What to do »
Reproduce the material below, switching every occurrence of "legend-swatch" to "legend-marker" and leaving everything else unchanged. Omit the pictures from your reproduction.

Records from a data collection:
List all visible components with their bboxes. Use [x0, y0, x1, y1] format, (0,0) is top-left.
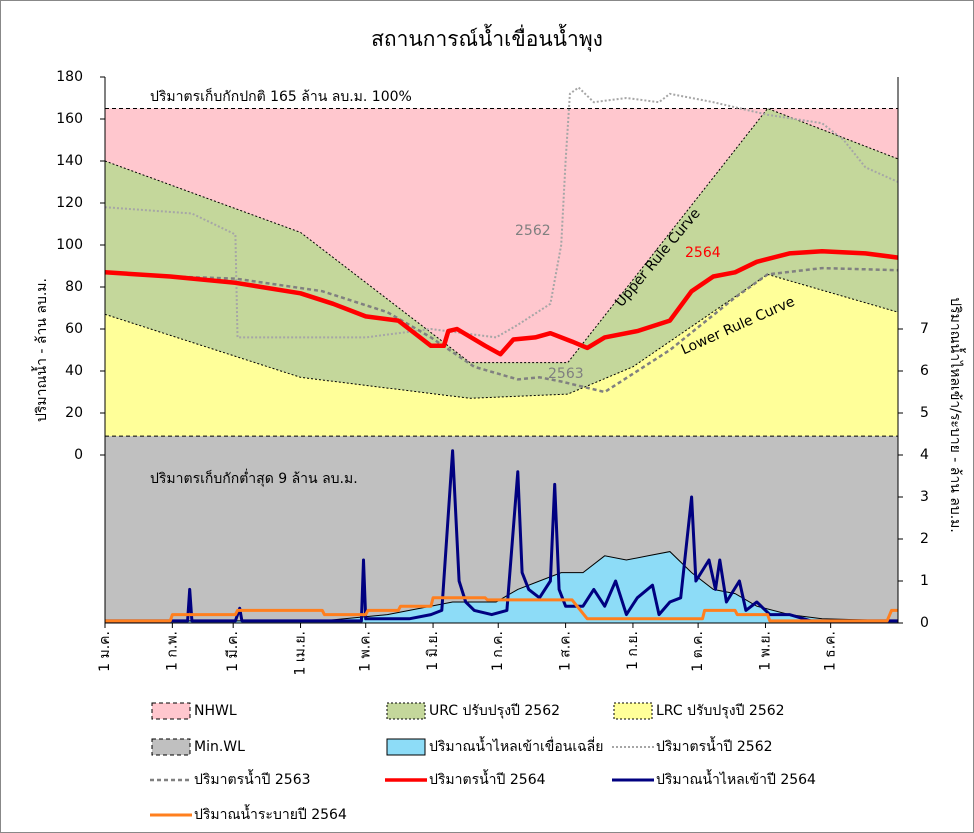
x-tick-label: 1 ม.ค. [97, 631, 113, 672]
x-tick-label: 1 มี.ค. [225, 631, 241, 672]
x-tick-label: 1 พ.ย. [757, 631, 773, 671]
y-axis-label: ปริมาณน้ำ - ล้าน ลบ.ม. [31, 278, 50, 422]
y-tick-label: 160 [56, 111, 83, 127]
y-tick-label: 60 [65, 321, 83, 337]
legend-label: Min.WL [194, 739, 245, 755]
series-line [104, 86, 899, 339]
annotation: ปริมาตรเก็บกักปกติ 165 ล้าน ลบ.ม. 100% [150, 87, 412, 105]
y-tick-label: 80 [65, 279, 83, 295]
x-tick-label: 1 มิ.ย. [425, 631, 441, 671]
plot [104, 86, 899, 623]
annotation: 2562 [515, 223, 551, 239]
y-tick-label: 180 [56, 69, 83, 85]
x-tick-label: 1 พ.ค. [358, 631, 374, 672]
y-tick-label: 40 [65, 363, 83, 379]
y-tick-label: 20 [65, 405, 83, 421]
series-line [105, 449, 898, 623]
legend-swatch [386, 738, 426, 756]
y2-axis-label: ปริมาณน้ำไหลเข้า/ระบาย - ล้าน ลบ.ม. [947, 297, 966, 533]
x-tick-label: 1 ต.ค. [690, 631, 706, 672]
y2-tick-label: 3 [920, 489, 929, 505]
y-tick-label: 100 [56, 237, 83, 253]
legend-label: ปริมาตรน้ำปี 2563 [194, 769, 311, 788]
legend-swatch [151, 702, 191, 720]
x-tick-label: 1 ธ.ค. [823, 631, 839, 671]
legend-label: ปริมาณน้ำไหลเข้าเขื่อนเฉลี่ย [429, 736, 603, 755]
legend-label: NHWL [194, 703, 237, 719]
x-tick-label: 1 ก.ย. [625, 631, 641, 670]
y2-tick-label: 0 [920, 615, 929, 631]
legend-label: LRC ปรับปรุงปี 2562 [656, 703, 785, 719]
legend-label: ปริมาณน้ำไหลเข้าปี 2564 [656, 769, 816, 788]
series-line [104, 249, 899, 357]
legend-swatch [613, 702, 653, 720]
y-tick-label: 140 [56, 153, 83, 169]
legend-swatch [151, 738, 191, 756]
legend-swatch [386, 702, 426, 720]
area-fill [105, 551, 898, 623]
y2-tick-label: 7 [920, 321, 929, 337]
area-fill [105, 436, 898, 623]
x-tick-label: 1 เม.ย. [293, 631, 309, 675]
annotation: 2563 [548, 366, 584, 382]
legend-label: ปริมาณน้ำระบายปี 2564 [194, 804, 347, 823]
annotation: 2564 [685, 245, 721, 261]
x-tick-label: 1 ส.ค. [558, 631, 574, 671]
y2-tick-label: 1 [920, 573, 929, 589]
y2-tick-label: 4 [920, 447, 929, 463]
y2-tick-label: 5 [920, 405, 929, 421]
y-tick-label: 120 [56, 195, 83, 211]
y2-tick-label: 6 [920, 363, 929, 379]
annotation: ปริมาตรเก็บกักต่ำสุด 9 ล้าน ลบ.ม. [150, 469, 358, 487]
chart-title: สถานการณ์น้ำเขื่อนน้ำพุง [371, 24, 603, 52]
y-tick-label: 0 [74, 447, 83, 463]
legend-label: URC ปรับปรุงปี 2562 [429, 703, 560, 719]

Solved exercise »
List all visible components with their bboxes. Use [x0, y0, x1, y1] format, (0,0) is top-left.
x-tick-label: 1 ม.ค. [97, 631, 113, 672]
x-tick-label: 1 มี.ค. [225, 631, 241, 672]
x-tick-label: 1 พ.ย. [757, 631, 773, 671]
y-axis-label: ปริมาณน้ำ - ล้าน ลบ.ม. [31, 278, 50, 422]
y-tick-label: 160 [56, 111, 83, 127]
y-tick-label: 60 [65, 321, 83, 337]
legend-label: Min.WL [194, 739, 245, 755]
series-line [104, 86, 899, 339]
annotation: ปริมาตรเก็บกักปกติ 165 ล้าน ลบ.ม. 100% [150, 87, 412, 105]
y-tick-label: 80 [65, 279, 83, 295]
x-tick-label: 1 มิ.ย. [425, 631, 441, 671]
plot [104, 86, 899, 623]
annotation: 2562 [515, 223, 551, 239]
y-tick-label: 180 [56, 69, 83, 85]
x-tick-label: 1 พ.ค. [358, 631, 374, 672]
y-tick-label: 40 [65, 363, 83, 379]
y-tick-label: 20 [65, 405, 83, 421]
series-line [105, 449, 898, 623]
legend-marker [386, 738, 426, 756]
y2-axis-label: ปริมาณน้ำไหลเข้า/ระบาย - ล้าน ลบ.ม. [947, 297, 966, 533]
x-tick-label: 1 ต.ค. [690, 631, 706, 672]
y2-tick-label: 3 [920, 489, 929, 505]
y-tick-label: 100 [56, 237, 83, 253]
legend-label: ปริมาตรน้ำปี 2563 [194, 769, 311, 788]
legend-marker [151, 702, 191, 720]
x-tick-label: 1 ธ.ค. [823, 631, 839, 671]
legend-label: ปริมาณน้ำไหลเข้าเขื่อนเฉลี่ย [429, 736, 603, 755]
legend-label: NHWL [194, 703, 237, 719]
x-tick-label: 1 ก.ย. [625, 631, 641, 670]
y2-tick-label: 0 [920, 615, 929, 631]
legend-label: LRC ปรับปรุงปี 2562 [656, 703, 785, 719]
legend-label: ปริมาณน้ำไหลเข้าปี 2564 [656, 769, 816, 788]
series-line [104, 249, 899, 357]
legend-marker [613, 702, 653, 720]
y-tick-label: 140 [56, 153, 83, 169]
legend-marker [151, 738, 191, 756]
legend-marker [386, 702, 426, 720]
area-fill [105, 551, 898, 623]
y2-tick-label: 7 [920, 321, 929, 337]
area-fill [105, 436, 898, 623]
x-tick-label: 1 เม.ย. [293, 631, 309, 675]
annotation: 2563 [548, 366, 584, 382]
legend-label: ปริมาณน้ำระบายปี 2564 [194, 804, 347, 823]
annotation: 2564 [685, 245, 721, 261]
x-tick-label: 1 ส.ค. [558, 631, 574, 671]
y2-tick-label: 1 [920, 573, 929, 589]
y2-tick-label: 4 [920, 447, 929, 463]
y2-tick-label: 5 [920, 405, 929, 421]
y-tick-label: 120 [56, 195, 83, 211]
y2-tick-label: 6 [920, 363, 929, 379]
annotation: ปริมาตรเก็บกักต่ำสุด 9 ล้าน ลบ.ม. [150, 469, 358, 487]
chart-title: สถานการณ์น้ำเขื่อนน้ำพุง [371, 24, 603, 52]
y-tick-label: 0 [74, 447, 83, 463]
legend-label: URC ปรับปรุงปี 2562 [429, 703, 560, 719]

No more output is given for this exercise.